== Direction ==
Please format everything in the material below, from the line containing "redo-icon[interactable]: ↷ xyxy=(298,35,309,51)" down to the line containing "list-column-header[interactable]: Level xyxy=(217,428,409,448)", both ends included, as a Markdown table with the columns No. and Line. Number each line in the No. column and leave out any blank lines.

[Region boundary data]
········
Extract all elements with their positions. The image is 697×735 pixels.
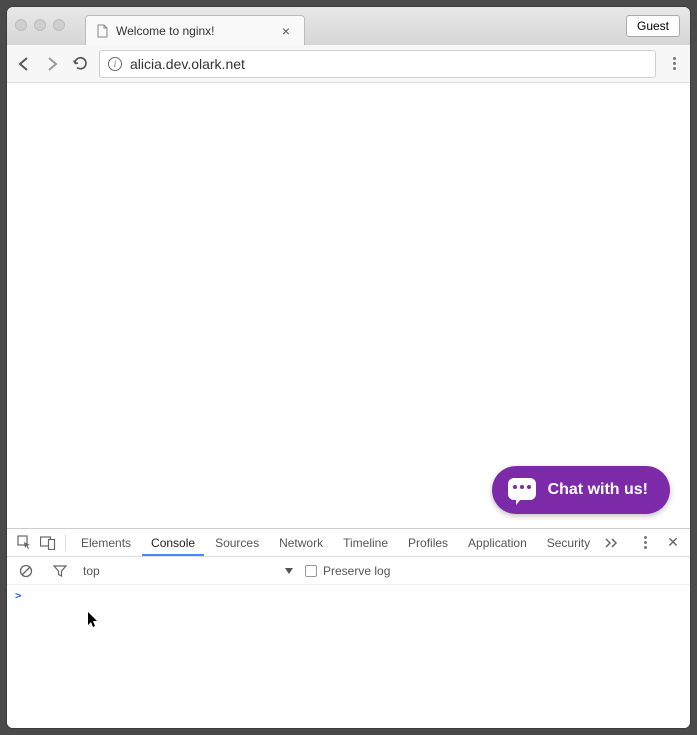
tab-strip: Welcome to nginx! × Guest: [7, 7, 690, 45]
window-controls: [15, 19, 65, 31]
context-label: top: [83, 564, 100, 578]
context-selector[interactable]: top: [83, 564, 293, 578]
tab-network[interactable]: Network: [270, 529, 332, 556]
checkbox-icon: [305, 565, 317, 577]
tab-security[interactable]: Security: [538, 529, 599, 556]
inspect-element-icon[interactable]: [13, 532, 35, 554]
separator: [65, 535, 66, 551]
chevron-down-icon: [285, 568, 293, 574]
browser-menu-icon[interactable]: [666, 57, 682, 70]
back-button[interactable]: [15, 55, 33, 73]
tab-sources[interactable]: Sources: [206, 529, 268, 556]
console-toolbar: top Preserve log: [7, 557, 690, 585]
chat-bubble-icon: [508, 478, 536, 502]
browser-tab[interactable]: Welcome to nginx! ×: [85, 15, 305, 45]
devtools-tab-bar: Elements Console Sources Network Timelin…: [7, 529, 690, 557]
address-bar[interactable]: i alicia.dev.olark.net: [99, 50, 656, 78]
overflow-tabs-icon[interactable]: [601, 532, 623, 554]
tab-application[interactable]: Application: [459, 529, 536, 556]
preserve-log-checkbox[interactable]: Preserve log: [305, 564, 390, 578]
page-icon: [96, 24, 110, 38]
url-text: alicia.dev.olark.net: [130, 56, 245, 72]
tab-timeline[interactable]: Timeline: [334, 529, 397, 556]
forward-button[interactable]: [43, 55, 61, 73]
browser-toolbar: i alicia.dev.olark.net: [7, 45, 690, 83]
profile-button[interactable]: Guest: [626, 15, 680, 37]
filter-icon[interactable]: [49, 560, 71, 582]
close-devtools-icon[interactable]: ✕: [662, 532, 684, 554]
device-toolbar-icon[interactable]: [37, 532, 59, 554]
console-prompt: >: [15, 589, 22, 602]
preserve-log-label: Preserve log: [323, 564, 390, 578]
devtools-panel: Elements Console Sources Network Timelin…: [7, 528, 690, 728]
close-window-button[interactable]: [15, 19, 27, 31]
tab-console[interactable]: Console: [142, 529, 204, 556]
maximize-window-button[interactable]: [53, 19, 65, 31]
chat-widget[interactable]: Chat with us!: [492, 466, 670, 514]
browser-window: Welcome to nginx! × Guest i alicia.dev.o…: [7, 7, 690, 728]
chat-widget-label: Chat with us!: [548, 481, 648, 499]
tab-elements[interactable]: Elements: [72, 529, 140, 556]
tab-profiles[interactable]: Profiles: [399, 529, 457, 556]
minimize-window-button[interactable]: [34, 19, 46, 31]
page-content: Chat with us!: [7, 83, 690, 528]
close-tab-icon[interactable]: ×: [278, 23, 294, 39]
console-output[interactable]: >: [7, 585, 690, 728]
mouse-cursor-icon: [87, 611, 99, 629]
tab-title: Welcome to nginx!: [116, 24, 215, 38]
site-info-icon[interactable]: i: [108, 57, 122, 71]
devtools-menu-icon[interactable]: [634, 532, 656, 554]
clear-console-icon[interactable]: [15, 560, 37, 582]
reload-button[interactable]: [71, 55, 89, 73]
········
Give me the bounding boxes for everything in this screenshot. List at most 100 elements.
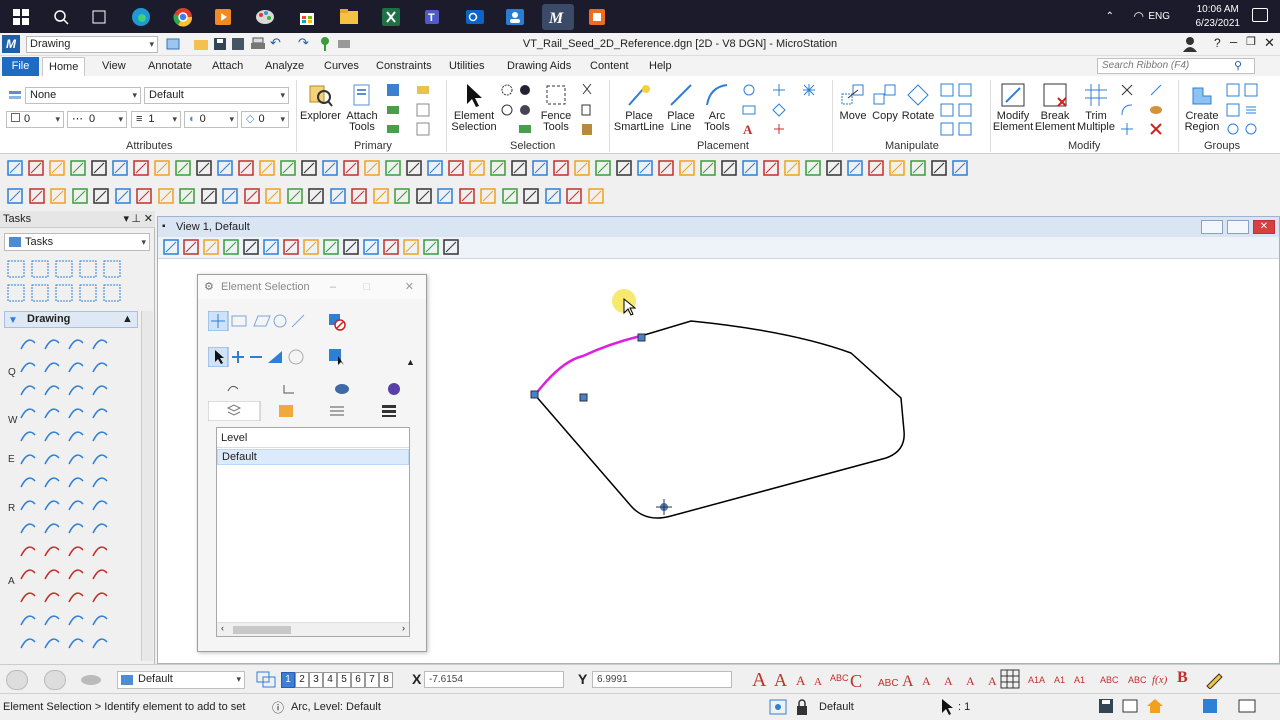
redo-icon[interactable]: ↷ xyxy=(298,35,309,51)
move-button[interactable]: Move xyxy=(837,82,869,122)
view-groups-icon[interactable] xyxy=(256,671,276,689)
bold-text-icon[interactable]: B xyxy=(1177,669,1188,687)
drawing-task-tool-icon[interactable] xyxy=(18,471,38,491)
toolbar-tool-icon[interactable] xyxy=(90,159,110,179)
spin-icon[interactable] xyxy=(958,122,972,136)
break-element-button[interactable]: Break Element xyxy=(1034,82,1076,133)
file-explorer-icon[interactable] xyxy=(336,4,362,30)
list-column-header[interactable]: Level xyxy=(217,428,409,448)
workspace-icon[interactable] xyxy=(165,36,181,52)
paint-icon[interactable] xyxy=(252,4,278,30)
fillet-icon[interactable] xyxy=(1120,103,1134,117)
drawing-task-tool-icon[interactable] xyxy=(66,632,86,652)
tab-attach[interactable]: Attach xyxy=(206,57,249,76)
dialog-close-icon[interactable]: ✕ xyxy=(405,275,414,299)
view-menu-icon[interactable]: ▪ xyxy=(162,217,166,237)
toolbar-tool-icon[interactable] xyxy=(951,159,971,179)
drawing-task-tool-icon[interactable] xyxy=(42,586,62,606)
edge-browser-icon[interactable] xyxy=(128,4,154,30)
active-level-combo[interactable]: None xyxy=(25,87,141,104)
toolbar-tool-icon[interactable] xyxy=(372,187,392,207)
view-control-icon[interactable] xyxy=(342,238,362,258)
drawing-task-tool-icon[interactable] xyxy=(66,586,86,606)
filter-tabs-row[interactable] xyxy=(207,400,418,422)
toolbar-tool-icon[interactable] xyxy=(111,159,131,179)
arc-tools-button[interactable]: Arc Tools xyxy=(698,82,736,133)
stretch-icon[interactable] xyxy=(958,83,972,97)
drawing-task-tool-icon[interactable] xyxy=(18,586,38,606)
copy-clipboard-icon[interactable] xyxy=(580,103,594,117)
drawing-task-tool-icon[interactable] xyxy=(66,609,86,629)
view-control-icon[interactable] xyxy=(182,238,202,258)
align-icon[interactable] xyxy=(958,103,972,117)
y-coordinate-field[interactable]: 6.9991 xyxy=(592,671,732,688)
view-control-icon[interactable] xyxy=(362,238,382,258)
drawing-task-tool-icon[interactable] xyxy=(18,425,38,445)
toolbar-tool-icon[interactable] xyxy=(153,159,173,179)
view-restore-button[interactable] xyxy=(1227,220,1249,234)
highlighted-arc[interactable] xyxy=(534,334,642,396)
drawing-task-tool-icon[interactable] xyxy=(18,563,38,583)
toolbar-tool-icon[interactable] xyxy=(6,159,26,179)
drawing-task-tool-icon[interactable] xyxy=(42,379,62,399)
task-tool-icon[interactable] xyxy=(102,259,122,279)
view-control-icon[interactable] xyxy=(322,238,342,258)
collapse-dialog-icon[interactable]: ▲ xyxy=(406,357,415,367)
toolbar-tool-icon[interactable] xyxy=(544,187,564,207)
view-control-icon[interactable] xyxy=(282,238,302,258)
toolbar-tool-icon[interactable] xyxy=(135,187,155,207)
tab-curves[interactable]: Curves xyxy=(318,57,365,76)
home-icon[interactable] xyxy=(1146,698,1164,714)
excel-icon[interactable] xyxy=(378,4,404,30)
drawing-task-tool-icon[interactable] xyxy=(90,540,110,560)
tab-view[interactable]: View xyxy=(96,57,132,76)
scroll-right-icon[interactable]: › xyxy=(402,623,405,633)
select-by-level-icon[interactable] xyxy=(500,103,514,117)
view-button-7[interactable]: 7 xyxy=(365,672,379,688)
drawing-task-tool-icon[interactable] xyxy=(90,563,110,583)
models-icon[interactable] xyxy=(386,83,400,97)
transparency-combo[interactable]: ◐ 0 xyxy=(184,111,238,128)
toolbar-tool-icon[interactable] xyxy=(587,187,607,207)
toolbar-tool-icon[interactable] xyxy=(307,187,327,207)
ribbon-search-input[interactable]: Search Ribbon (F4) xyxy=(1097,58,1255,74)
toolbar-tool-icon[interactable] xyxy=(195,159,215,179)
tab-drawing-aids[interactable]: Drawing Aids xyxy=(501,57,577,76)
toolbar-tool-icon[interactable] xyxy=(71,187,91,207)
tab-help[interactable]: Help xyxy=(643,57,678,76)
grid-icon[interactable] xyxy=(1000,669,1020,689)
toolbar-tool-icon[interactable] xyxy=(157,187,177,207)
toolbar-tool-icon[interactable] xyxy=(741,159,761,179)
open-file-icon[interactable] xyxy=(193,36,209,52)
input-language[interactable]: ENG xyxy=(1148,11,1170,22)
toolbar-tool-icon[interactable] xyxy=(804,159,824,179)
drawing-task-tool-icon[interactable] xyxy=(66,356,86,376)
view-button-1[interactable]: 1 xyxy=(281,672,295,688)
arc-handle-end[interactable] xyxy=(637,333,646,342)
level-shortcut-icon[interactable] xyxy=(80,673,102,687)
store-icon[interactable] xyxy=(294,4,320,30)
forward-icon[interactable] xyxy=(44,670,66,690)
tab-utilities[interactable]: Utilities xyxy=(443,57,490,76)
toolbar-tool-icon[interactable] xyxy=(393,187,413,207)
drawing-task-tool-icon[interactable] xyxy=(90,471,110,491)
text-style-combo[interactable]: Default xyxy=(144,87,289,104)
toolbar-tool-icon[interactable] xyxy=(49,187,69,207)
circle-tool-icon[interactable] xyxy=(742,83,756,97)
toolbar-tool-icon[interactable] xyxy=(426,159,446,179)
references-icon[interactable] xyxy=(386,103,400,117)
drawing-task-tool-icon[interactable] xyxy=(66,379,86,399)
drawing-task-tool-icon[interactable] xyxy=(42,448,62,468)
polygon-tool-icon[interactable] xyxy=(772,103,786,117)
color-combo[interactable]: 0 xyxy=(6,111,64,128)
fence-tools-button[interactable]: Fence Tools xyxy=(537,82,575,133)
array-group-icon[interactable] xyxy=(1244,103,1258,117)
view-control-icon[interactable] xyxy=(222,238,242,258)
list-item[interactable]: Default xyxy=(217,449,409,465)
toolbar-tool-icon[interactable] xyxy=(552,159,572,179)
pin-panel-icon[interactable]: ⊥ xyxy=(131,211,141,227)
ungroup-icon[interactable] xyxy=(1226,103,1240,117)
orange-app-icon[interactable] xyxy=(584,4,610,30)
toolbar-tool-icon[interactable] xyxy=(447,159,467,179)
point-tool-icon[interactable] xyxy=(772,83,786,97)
········
== Solution ==
| No. | Line |
|---|---|
| 1 | redo-icon[interactable]: ↷ xyxy=(298,35,309,51) |
| 2 | move-button[interactable]: Move xyxy=(837,82,869,122) |
| 3 | view-groups-icon[interactable] xyxy=(256,671,276,689) |
| 4 | bold-text-icon[interactable]: B xyxy=(1177,669,1188,687) |
| 5 | drawing-task-tool-icon[interactable] xyxy=(18,471,38,491) |
| 6 | toolbar-tool-icon[interactable] xyxy=(90,159,110,179) |
| 7 | spin-icon[interactable] xyxy=(958,122,972,136) |
| 8 | break-element-button[interactable]: Break Element xyxy=(1034,82,1076,133) |
| 9 | file-explorer-icon[interactable] xyxy=(336,4,362,30) |
| 10 | list-column-header[interactable]: Level xyxy=(217,428,409,448) |